_WHAT IS EXPECTED_
Retype every entry word for word.

_SUPPLIED MATERIAL_
"""

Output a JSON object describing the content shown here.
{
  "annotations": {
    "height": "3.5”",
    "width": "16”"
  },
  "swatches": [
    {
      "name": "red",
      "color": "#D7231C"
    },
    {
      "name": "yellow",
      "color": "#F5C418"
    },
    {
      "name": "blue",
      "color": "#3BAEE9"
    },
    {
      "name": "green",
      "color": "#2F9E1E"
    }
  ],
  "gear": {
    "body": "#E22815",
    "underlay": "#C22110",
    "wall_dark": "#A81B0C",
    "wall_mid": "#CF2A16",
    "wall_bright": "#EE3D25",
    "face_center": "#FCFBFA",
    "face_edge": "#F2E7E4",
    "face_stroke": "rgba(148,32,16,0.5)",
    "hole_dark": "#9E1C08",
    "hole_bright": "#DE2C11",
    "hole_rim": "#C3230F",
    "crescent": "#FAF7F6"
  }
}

"""

_EXPECTED OUTPUT_
Output a JSON object describing the content shown here.
{
  "annotations": {
    "height": "3.5”",
    "width": "16”"
  },
  "swatches": [
    {
      "name": "red",
      "color": "#D7231C"
    },
    {
      "name": "yellow",
      "color": "#F5C418"
    },
    {
      "name": "blue",
      "color": "#3BAEE9"
    },
    {
      "name": "green",
      "color": "#2F9E1E"
    }
  ],
  "gear": {
    "body": "#E22815",
    "underlay": "#C22110",
    "wall_dark": "#A81B0C",
    "wall_mid": "#CF2A16",
    "wall_bright": "#EE3D25",
    "face_center": "#FCFBFA",
    "face_edge": "#F2E7E4",
    "face_stroke": "rgba(148,32,16,0.5)",
    "hole_dark": "#9E1C08",
    "hole_bright": "#DE2C11",
    "hole_rim": "#C3230F",
    "crescent": "#FAF7F6"
  }
}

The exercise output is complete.